**Stated task**
Every line containing the word "забрюшинного" needs to be found and copied.

**Data in this exercise**
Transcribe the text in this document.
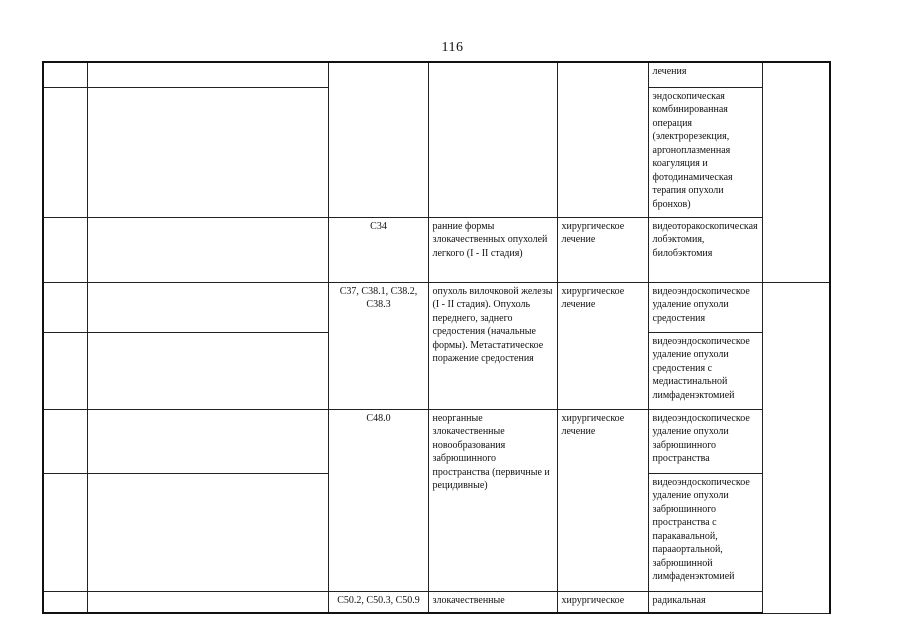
116
					лечения	
					эндоскопическая комбинированная операция (электрорезекция, аргоноплазменная коагуляция и фотодинамическая терапия опухоли бронхов)	
		C34	ранние формы злокачественных опухолей легкого (I - II стадия)	хирургическое лечение	видеоторакоскопическая лобэктомия, билобэктомия	
		C37, C38.1, C38.2, C38.3	опухоль вилочковой железы (I - II стадия). Опухоль переднего, заднего средостения (начальные формы). Метастатическое поражение средостения	хирургическое лечение	видеоэндоскопическое удаление опухоли средостения	
					видеоэндоскопическое удаление опухоли средостения с медиастинальной лимфаденэктомией	
		C48.0	неорганные злокачественные новообразования забрюшинного пространства (первичные и рецидивные)	хирургическое лечение	видеоэндоскопическое удаление опухоли забрюшинного пространства	
					видеоэндоскопическое удаление опухоли забрюшинного пространства с паракавальной, парааортальной, забрюшинной лимфаденэктомией	
		C50.2, C50.3, C50.9	злокачественные	хирургическое	радикальная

**Complete output**
		C48.0	неорганные злокачественные новообразования забрюшинного пространства (первичные и рецидивные)	хирургическое лечение	видеоэндоскопическое удаление опухоли забрюшинного пространства	
					видеоэндоскопическое удаление опухоли забрюшинного пространства с паракавальной, парааортальной, забрюшинной лимфаденэктомией	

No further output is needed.